» **Aim of the task**: Locate the lines of the listing below that hold "mixedColor", then copy each of them.

--- BEGIN Data for this task ---

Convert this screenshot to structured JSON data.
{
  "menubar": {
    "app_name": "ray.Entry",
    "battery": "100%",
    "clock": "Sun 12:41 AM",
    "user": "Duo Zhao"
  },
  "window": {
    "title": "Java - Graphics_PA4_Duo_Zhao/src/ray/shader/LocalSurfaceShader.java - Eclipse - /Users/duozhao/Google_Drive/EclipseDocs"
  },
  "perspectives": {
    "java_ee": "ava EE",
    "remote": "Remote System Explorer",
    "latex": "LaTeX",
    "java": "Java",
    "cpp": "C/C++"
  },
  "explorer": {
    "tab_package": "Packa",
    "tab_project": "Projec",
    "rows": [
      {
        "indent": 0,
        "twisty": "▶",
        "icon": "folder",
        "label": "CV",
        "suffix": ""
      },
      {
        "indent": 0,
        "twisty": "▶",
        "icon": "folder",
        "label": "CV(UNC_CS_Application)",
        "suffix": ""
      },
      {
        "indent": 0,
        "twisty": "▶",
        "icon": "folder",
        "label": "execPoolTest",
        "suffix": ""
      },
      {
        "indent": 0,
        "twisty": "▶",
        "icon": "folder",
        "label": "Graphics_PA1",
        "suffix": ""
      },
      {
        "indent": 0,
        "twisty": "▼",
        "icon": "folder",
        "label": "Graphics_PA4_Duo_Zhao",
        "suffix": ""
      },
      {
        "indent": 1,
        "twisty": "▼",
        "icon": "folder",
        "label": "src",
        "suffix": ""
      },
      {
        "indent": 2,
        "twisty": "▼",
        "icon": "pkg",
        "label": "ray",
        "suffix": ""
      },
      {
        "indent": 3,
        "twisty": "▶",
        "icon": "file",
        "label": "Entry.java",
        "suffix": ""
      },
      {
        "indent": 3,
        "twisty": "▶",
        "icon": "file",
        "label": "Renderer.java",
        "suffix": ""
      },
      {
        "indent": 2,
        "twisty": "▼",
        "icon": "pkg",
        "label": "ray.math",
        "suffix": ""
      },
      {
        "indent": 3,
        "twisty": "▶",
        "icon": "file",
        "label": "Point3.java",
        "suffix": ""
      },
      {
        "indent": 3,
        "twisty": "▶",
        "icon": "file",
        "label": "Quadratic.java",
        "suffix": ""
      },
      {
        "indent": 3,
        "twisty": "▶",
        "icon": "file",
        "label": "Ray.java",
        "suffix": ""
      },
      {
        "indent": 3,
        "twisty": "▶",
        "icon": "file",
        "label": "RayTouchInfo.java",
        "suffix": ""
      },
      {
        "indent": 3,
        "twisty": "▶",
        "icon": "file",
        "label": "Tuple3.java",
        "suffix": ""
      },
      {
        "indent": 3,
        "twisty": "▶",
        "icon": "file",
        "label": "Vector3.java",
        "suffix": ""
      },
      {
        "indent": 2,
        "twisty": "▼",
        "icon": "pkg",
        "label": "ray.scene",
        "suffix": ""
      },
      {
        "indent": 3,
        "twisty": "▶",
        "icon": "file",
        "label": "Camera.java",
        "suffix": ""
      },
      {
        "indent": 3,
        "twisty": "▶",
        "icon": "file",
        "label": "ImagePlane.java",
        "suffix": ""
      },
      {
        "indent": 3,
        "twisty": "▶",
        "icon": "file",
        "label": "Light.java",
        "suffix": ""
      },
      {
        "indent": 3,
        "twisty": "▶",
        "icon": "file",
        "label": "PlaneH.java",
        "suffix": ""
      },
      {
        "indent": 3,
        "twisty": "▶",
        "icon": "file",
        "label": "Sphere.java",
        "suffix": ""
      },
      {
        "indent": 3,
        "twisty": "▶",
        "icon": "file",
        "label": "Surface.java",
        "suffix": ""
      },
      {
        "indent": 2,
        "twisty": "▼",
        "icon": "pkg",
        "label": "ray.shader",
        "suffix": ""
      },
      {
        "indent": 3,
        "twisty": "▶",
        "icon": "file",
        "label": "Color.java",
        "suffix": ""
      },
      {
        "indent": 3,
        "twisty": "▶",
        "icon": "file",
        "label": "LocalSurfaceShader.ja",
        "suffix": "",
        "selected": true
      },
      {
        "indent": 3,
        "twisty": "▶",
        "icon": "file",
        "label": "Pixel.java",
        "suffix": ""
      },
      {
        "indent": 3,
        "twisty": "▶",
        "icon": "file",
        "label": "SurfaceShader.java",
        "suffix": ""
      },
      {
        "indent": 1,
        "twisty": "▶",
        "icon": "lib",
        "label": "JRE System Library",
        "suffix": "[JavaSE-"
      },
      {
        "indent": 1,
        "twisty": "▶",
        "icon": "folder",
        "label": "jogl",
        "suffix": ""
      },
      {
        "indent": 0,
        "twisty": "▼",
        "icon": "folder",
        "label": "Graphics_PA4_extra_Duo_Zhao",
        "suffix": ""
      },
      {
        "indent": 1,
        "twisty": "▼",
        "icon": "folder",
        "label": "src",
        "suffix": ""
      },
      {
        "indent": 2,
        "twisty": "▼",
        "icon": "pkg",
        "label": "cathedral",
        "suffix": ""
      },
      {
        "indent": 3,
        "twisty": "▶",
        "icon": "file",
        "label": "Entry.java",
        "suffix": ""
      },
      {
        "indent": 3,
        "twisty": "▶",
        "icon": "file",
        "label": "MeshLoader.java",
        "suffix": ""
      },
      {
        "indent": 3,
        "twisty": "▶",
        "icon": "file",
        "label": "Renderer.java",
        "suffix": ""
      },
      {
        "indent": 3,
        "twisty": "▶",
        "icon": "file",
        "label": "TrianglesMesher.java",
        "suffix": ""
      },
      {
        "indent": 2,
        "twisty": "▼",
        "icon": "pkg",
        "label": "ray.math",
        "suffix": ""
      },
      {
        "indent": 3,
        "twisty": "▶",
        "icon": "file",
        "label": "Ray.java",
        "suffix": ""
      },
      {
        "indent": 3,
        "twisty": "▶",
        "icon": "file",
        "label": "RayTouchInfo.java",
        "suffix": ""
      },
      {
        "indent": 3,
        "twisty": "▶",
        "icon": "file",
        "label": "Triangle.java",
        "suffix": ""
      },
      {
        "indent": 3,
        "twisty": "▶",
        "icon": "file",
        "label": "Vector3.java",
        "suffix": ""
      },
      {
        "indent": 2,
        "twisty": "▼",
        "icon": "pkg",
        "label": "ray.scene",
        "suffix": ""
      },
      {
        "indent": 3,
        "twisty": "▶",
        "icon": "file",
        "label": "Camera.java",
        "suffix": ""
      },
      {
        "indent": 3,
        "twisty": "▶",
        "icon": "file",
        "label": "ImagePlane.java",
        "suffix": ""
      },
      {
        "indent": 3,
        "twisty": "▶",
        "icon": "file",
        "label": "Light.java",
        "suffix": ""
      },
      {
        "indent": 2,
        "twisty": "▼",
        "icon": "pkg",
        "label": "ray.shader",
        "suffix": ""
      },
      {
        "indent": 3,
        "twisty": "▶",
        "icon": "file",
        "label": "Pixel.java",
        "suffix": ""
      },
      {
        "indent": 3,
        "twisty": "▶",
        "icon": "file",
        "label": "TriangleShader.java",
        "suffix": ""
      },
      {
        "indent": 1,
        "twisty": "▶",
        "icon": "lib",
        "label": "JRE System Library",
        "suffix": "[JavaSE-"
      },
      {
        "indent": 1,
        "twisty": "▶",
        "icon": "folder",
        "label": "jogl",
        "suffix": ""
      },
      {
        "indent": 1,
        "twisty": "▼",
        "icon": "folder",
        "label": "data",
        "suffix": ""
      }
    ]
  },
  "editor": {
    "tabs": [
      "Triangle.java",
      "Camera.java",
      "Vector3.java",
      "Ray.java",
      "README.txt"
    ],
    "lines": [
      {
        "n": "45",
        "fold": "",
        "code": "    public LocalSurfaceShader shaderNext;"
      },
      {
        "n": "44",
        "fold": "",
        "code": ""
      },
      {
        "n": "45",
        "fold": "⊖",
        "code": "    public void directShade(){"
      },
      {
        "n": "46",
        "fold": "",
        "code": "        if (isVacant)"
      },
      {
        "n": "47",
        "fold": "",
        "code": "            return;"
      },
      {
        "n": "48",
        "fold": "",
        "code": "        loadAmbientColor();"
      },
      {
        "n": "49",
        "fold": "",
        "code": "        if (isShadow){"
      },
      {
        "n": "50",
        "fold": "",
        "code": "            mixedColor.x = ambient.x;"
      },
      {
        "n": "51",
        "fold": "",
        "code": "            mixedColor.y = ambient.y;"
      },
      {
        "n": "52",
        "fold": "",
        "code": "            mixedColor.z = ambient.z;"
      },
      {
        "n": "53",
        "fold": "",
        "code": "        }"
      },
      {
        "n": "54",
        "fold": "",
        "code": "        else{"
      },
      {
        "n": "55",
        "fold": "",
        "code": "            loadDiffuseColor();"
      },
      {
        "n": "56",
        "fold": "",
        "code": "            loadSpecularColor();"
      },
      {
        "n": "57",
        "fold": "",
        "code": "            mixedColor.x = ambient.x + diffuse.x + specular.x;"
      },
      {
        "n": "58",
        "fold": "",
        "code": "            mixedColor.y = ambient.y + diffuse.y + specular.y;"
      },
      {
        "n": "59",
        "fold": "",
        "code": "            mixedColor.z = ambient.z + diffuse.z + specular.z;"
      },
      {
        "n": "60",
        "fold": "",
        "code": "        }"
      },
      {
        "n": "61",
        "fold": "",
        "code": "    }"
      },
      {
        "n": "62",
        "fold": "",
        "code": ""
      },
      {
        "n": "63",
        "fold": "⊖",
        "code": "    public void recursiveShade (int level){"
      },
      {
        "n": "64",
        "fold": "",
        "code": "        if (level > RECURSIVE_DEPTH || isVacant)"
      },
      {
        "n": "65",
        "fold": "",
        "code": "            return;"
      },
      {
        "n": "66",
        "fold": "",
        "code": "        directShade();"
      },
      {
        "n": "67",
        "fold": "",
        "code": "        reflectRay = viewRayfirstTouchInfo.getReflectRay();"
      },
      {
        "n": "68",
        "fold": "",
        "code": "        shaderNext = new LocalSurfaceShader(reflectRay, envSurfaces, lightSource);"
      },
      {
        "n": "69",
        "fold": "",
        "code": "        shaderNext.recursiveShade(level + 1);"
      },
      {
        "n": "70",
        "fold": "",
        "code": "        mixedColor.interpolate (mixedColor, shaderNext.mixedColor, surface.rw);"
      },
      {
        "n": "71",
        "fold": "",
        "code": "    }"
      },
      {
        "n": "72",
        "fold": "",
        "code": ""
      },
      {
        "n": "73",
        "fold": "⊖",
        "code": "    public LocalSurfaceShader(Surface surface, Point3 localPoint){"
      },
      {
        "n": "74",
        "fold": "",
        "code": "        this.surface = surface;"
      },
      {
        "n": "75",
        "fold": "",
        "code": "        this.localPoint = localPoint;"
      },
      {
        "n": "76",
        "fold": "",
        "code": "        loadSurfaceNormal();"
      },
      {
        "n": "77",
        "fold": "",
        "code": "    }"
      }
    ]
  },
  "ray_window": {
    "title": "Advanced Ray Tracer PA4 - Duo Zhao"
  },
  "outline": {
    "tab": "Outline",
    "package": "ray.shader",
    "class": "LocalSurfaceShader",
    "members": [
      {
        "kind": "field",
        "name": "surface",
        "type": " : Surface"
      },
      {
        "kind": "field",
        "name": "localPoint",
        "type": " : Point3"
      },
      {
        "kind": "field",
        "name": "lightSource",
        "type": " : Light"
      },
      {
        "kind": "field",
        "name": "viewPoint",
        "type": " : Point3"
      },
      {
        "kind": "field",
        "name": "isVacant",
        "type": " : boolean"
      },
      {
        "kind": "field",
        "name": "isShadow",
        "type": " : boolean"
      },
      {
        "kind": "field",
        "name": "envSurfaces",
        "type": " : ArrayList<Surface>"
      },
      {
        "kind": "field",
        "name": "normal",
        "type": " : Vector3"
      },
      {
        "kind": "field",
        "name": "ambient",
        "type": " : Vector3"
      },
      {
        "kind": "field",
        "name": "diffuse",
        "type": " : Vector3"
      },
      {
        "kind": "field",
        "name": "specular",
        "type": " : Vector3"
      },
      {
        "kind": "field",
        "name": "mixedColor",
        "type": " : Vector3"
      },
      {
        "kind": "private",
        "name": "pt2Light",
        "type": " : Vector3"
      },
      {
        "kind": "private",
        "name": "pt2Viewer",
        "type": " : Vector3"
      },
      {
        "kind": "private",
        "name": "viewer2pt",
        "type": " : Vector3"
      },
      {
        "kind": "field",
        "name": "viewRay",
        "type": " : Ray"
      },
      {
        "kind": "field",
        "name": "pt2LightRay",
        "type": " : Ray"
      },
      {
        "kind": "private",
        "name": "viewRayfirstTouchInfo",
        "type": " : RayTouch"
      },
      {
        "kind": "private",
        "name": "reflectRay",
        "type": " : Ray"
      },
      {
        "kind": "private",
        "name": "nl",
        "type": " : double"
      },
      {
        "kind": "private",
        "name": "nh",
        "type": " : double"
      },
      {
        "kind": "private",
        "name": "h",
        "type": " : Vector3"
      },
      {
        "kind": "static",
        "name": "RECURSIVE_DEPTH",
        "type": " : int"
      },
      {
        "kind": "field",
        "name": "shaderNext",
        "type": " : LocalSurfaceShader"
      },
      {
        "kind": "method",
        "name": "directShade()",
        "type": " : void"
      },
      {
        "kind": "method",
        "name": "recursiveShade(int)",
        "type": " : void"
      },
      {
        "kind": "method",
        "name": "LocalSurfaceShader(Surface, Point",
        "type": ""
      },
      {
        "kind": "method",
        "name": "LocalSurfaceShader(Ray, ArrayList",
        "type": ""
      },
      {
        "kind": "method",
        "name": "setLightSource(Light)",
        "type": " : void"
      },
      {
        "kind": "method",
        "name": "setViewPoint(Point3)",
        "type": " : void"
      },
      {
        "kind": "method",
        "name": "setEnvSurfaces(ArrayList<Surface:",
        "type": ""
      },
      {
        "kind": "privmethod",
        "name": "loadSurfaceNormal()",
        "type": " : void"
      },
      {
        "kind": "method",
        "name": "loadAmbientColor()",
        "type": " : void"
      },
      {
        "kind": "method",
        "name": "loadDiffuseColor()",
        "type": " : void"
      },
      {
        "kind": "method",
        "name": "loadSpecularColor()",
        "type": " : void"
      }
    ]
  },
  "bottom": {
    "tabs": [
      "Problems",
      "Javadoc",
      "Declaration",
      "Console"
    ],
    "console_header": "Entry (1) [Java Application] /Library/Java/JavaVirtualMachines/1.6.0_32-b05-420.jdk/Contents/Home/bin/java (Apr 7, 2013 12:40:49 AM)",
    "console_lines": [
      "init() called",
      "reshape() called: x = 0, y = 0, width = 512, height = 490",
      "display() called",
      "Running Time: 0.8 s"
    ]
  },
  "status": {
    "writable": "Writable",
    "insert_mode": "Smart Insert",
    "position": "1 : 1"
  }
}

--- END Data for this task ---

» **Response to the task**:
        "code": "            mixedColor.x = ambient.x;"
        "code": "            mixedColor.y = ambient.y;"
        "code": "            mixedColor.z = ambient.z;"
        "code": "            mixedColor.x = ambient.x + diffuse.x + specular.x;"
        "code": "            mixedColor.y = ambient.y + diffuse.y + specular.y;"
        "code": "            mixedColor.z = ambient.z + diffuse.z + specular.z;"
        "code": "        mixedColor.interpolate (mixedColor, shaderNext.mixedColor, surface.rw);"
        "name": "mixedColor",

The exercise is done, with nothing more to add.